■ Problem to solve
Exactly as written, please set down all of the entries again, with no pictures.

Extracted records

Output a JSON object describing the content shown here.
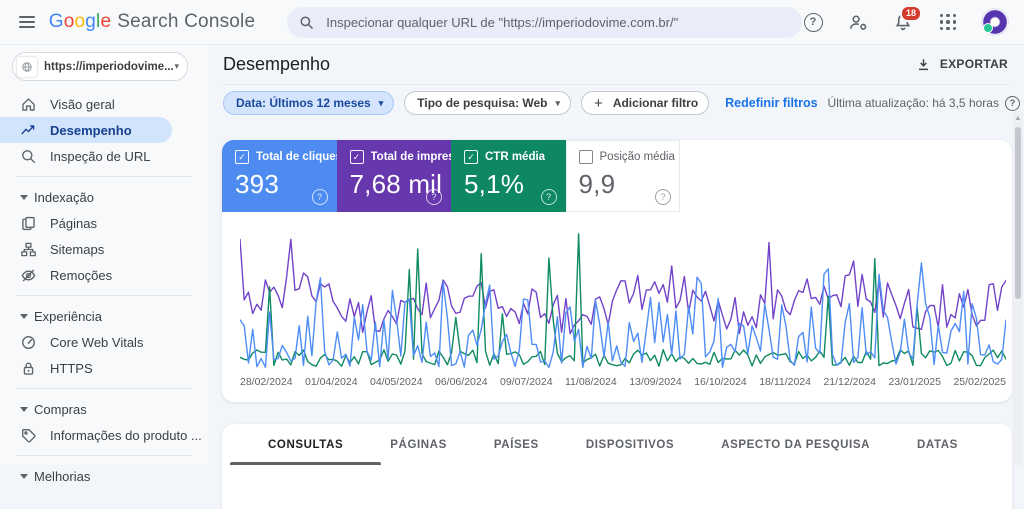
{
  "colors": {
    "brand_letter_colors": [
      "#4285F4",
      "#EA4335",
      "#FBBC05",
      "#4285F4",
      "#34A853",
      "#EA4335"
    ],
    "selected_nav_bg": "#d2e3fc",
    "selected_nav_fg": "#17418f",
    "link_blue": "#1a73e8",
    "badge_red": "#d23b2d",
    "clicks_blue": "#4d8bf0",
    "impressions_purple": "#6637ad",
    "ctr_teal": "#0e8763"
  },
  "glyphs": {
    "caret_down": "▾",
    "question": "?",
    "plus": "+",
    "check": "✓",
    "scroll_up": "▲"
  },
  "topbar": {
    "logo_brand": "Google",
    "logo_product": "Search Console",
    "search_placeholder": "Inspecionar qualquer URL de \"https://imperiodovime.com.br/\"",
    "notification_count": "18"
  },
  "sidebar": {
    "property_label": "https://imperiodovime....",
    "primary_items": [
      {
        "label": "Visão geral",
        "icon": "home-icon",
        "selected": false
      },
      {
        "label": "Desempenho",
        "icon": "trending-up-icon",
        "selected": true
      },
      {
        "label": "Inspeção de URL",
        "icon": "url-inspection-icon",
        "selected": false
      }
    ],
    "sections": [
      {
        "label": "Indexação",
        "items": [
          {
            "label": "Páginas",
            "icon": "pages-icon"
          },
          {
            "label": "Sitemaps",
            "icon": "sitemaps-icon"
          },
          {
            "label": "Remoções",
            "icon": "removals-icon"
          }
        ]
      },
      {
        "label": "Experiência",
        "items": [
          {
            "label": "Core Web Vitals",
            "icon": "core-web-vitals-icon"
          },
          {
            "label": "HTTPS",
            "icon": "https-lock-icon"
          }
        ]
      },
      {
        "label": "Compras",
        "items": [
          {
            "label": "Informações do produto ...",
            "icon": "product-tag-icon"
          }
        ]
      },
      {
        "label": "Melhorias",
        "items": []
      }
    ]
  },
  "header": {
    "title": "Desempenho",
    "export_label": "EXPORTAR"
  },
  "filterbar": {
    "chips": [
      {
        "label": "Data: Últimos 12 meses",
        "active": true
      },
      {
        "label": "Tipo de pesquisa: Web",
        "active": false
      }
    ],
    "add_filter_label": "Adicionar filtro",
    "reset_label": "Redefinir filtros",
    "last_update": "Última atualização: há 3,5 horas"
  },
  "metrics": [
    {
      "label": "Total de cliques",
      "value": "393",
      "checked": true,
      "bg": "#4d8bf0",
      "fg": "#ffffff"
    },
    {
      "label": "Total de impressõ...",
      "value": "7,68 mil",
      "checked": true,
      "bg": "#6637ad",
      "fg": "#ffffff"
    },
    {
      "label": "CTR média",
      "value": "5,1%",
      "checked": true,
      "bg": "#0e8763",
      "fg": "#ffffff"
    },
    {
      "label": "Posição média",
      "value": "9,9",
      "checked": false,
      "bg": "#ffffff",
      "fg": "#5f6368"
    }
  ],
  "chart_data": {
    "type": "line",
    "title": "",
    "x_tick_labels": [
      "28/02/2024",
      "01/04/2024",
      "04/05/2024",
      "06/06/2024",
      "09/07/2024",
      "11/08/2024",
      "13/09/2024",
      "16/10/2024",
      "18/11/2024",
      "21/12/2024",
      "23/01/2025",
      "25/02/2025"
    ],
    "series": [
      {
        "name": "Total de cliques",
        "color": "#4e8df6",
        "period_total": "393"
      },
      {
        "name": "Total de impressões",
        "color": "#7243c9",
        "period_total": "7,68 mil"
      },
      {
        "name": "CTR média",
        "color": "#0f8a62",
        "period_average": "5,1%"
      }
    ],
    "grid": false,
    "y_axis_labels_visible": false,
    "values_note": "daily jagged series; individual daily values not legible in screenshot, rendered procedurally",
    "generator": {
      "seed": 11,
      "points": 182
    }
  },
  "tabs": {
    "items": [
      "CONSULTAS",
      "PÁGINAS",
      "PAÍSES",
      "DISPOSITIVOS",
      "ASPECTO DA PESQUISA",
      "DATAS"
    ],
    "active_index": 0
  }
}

■ Solution to this exercise
Output a JSON object describing the content shown here.
{
  "colors": {
    "brand_letter_colors": [
      "#4285F4",
      "#EA4335",
      "#FBBC05",
      "#4285F4",
      "#34A853",
      "#EA4335"
    ],
    "selected_nav_bg": "#d2e3fc",
    "selected_nav_fg": "#17418f",
    "link_blue": "#1a73e8",
    "badge_red": "#d23b2d",
    "clicks_blue": "#4d8bf0",
    "impressions_purple": "#6637ad",
    "ctr_teal": "#0e8763"
  },
  "glyphs": {
    "caret_down": "▾",
    "question": "?",
    "plus": "+",
    "check": "✓",
    "scroll_up": "▲"
  },
  "topbar": {
    "logo_brand": "Google",
    "logo_product": "Search Console",
    "search_placeholder": "Inspecionar qualquer URL de \"https://imperiodovime.com.br/\"",
    "notification_count": "18"
  },
  "sidebar": {
    "property_label": "https://imperiodovime....",
    "primary_items": [
      {
        "label": "Visão geral",
        "icon": "home-icon",
        "selected": false
      },
      {
        "label": "Desempenho",
        "icon": "trending-up-icon",
        "selected": true
      },
      {
        "label": "Inspeção de URL",
        "icon": "url-inspection-icon",
        "selected": false
      }
    ],
    "sections": [
      {
        "label": "Indexação",
        "items": [
          {
            "label": "Páginas",
            "icon": "pages-icon"
          },
          {
            "label": "Sitemaps",
            "icon": "sitemaps-icon"
          },
          {
            "label": "Remoções",
            "icon": "removals-icon"
          }
        ]
      },
      {
        "label": "Experiência",
        "items": [
          {
            "label": "Core Web Vitals",
            "icon": "core-web-vitals-icon"
          },
          {
            "label": "HTTPS",
            "icon": "https-lock-icon"
          }
        ]
      },
      {
        "label": "Compras",
        "items": [
          {
            "label": "Informações do produto ...",
            "icon": "product-tag-icon"
          }
        ]
      },
      {
        "label": "Melhorias",
        "items": []
      }
    ]
  },
  "header": {
    "title": "Desempenho",
    "export_label": "EXPORTAR"
  },
  "filterbar": {
    "chips": [
      {
        "label": "Data: Últimos 12 meses",
        "active": true
      },
      {
        "label": "Tipo de pesquisa: Web",
        "active": false
      }
    ],
    "add_filter_label": "Adicionar filtro",
    "reset_label": "Redefinir filtros",
    "last_update": "Última atualização: há 3,5 horas"
  },
  "metrics": [
    {
      "label": "Total de cliques",
      "value": "393",
      "checked": true,
      "bg": "#4d8bf0",
      "fg": "#ffffff"
    },
    {
      "label": "Total de impressõ...",
      "value": "7,68 mil",
      "checked": true,
      "bg": "#6637ad",
      "fg": "#ffffff"
    },
    {
      "label": "CTR média",
      "value": "5,1%",
      "checked": true,
      "bg": "#0e8763",
      "fg": "#ffffff"
    },
    {
      "label": "Posição média",
      "value": "9,9",
      "checked": false,
      "bg": "#ffffff",
      "fg": "#5f6368"
    }
  ],
  "chart_data": {
    "type": "line",
    "title": "",
    "x_tick_labels": [
      "28/02/2024",
      "01/04/2024",
      "04/05/2024",
      "06/06/2024",
      "09/07/2024",
      "11/08/2024",
      "13/09/2024",
      "16/10/2024",
      "18/11/2024",
      "21/12/2024",
      "23/01/2025",
      "25/02/2025"
    ],
    "series": [
      {
        "name": "Total de cliques",
        "color": "#4e8df6",
        "period_total": "393"
      },
      {
        "name": "Total de impressões",
        "color": "#7243c9",
        "period_total": "7,68 mil"
      },
      {
        "name": "CTR média",
        "color": "#0f8a62",
        "period_average": "5,1%"
      }
    ],
    "grid": false,
    "y_axis_labels_visible": false,
    "values_note": "daily jagged series; individual daily values not legible in screenshot, rendered procedurally",
    "generator": {
      "seed": 11,
      "points": 182
    }
  },
  "tabs": {
    "items": [
      "CONSULTAS",
      "PÁGINAS",
      "PAÍSES",
      "DISPOSITIVOS",
      "ASPECTO DA PESQUISA",
      "DATAS"
    ],
    "active_index": 0
  }
}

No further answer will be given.